# DIRECTIVE
Transcribe all of the data exactly. Omit the pictures.
● ● ● ●
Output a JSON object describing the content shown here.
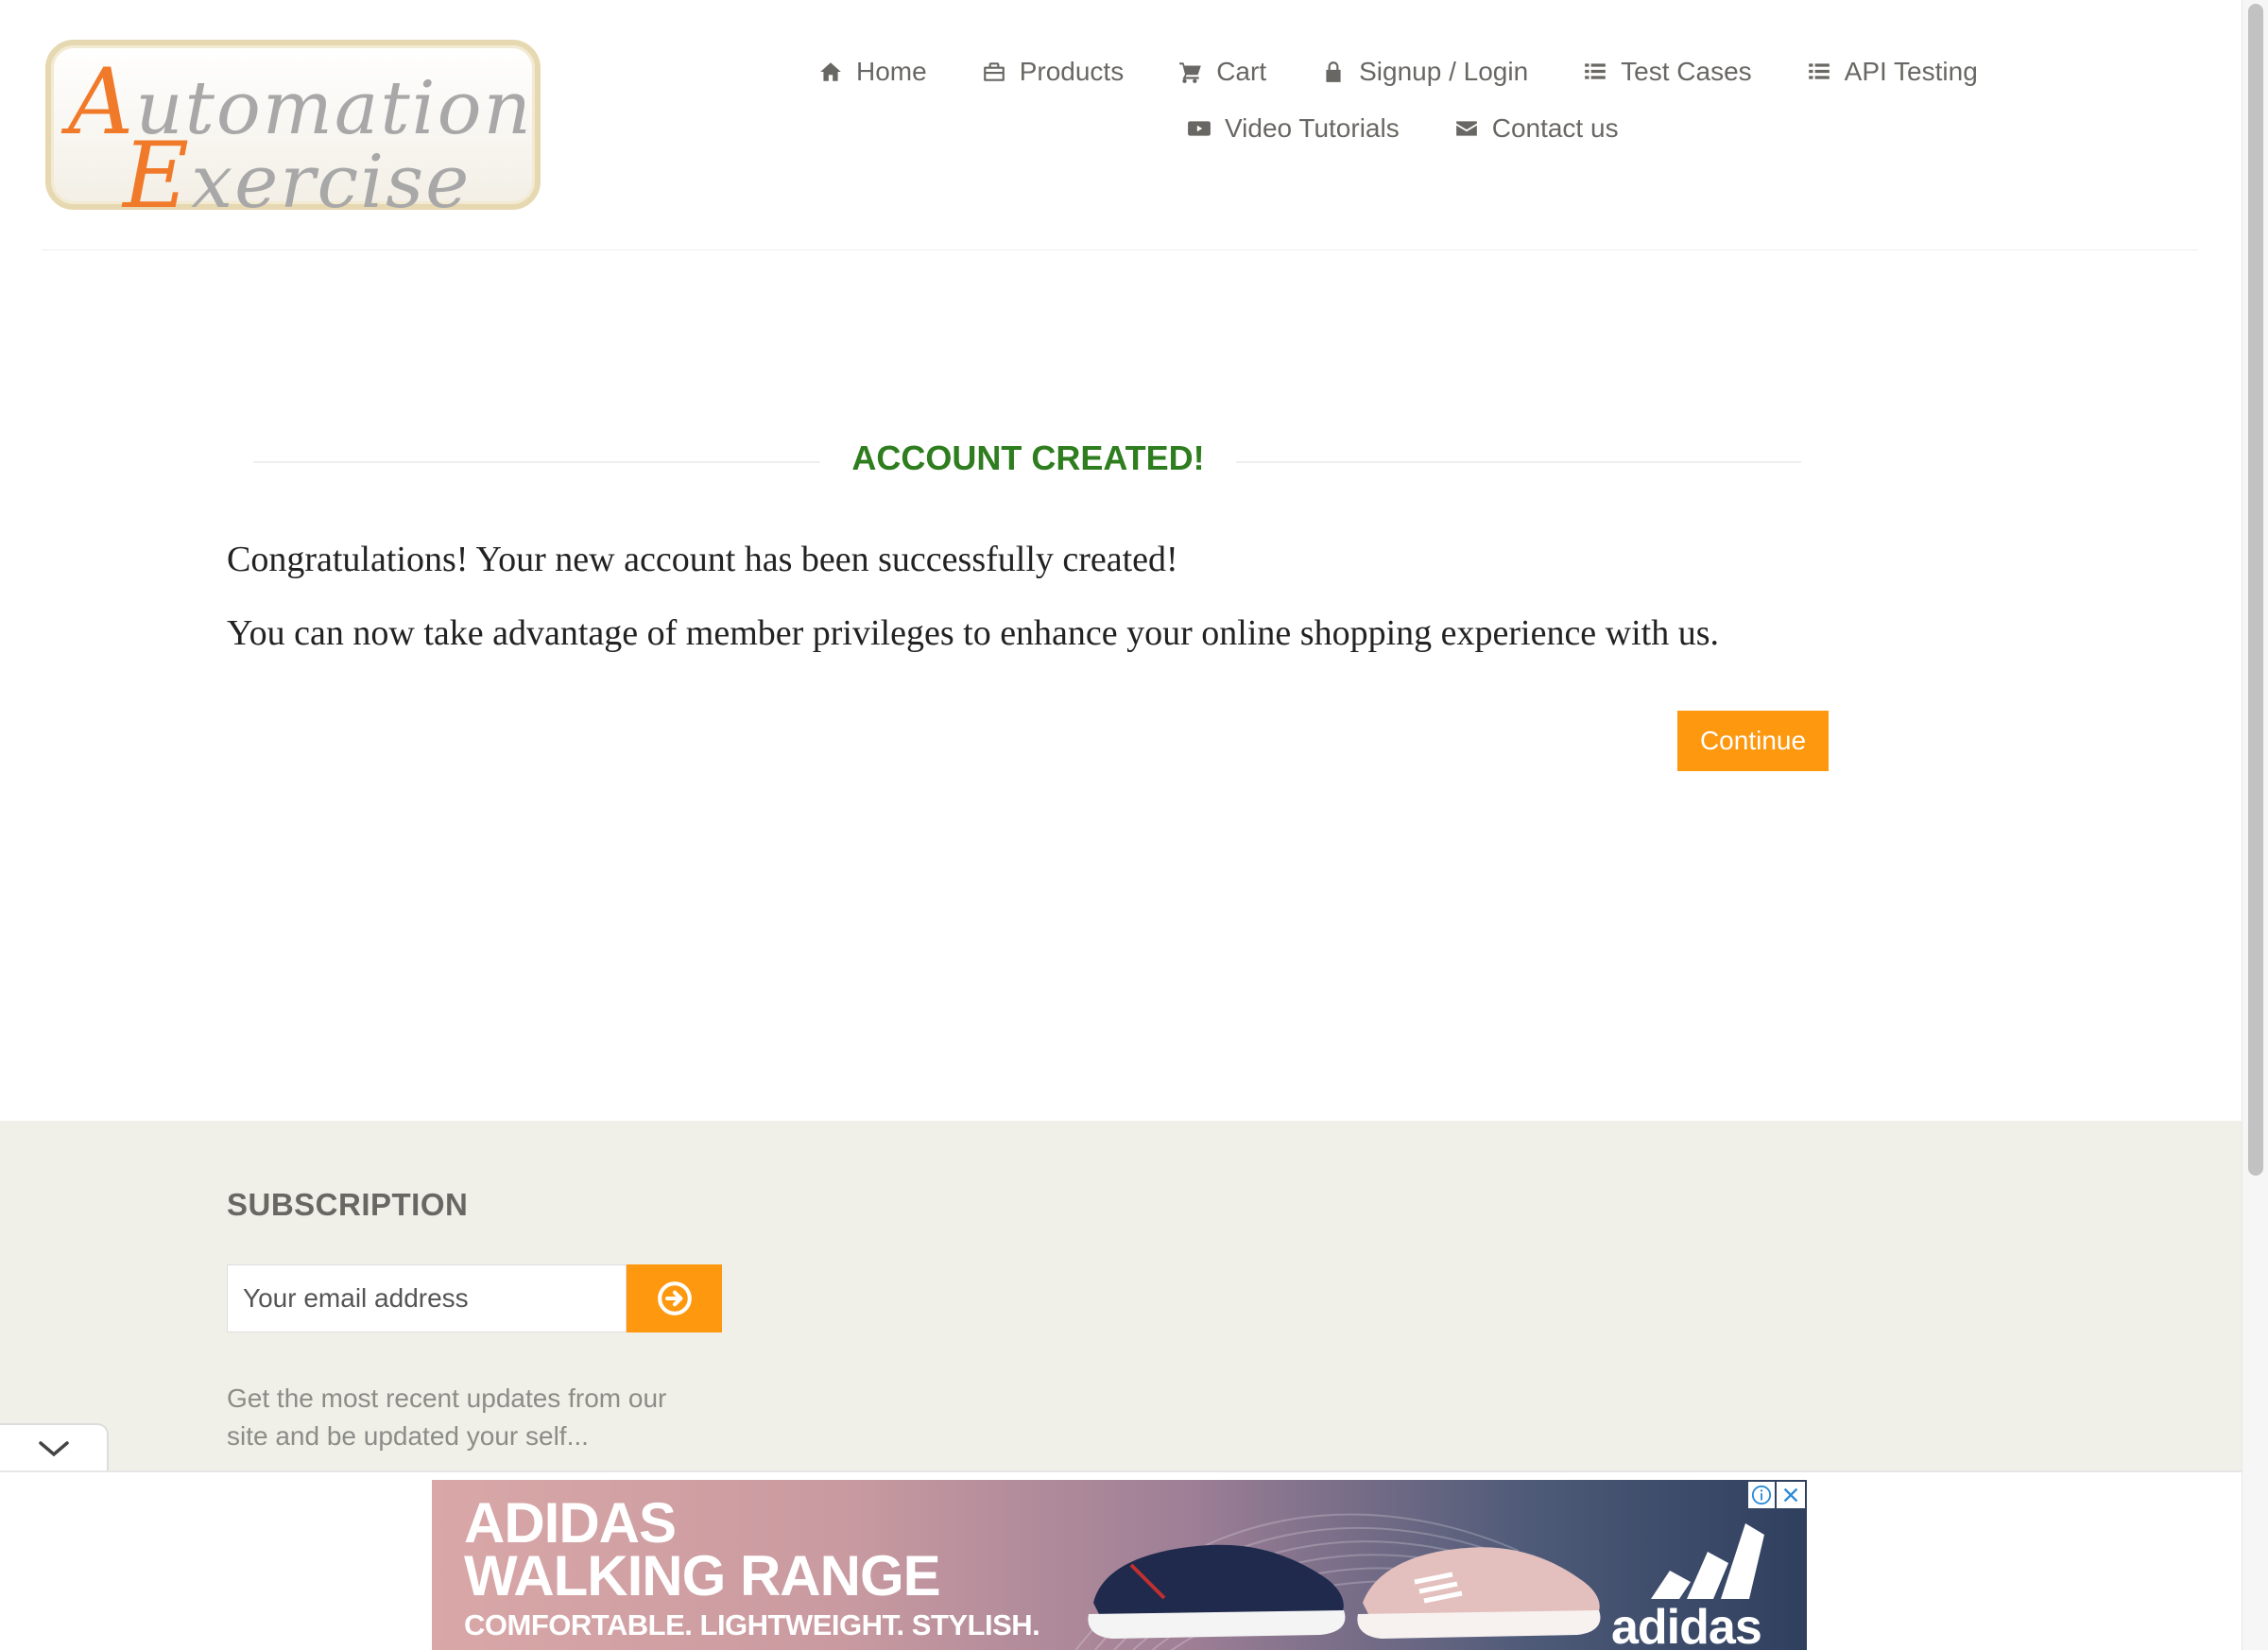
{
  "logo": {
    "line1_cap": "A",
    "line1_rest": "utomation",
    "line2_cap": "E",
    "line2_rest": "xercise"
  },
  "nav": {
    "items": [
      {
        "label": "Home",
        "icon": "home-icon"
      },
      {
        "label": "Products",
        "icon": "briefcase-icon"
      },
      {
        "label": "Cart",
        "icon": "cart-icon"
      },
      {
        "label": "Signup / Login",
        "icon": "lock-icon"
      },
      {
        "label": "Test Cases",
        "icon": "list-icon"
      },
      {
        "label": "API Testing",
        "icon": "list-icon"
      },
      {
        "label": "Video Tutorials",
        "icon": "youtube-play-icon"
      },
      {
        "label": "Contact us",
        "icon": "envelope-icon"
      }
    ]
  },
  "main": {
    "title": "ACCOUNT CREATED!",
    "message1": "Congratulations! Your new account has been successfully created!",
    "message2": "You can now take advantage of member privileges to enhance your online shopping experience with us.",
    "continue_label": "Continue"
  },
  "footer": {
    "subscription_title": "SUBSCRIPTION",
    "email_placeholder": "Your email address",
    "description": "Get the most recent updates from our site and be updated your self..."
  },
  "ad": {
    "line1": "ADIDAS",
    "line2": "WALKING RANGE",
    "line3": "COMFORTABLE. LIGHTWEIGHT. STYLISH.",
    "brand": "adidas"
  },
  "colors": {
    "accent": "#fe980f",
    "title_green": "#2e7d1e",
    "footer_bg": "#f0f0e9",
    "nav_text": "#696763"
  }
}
● ● ● ●
# THE COMPLETED TASK
Output a JSON object describing the content shown here.
{
  "logo": {
    "line1_cap": "A",
    "line1_rest": "utomation",
    "line2_cap": "E",
    "line2_rest": "xercise"
  },
  "nav": {
    "items": [
      {
        "label": "Home",
        "icon": "home-icon"
      },
      {
        "label": "Products",
        "icon": "briefcase-icon"
      },
      {
        "label": "Cart",
        "icon": "cart-icon"
      },
      {
        "label": "Signup / Login",
        "icon": "lock-icon"
      },
      {
        "label": "Test Cases",
        "icon": "list-icon"
      },
      {
        "label": "API Testing",
        "icon": "list-icon"
      },
      {
        "label": "Video Tutorials",
        "icon": "youtube-play-icon"
      },
      {
        "label": "Contact us",
        "icon": "envelope-icon"
      }
    ]
  },
  "main": {
    "title": "ACCOUNT CREATED!",
    "message1": "Congratulations! Your new account has been successfully created!",
    "message2": "You can now take advantage of member privileges to enhance your online shopping experience with us.",
    "continue_label": "Continue"
  },
  "footer": {
    "subscription_title": "SUBSCRIPTION",
    "email_placeholder": "Your email address",
    "description": "Get the most recent updates from our site and be updated your self..."
  },
  "ad": {
    "line1": "ADIDAS",
    "line2": "WALKING RANGE",
    "line3": "COMFORTABLE. LIGHTWEIGHT. STYLISH.",
    "brand": "adidas"
  },
  "colors": {
    "accent": "#fe980f",
    "title_green": "#2e7d1e",
    "footer_bg": "#f0f0e9",
    "nav_text": "#696763"
  }
}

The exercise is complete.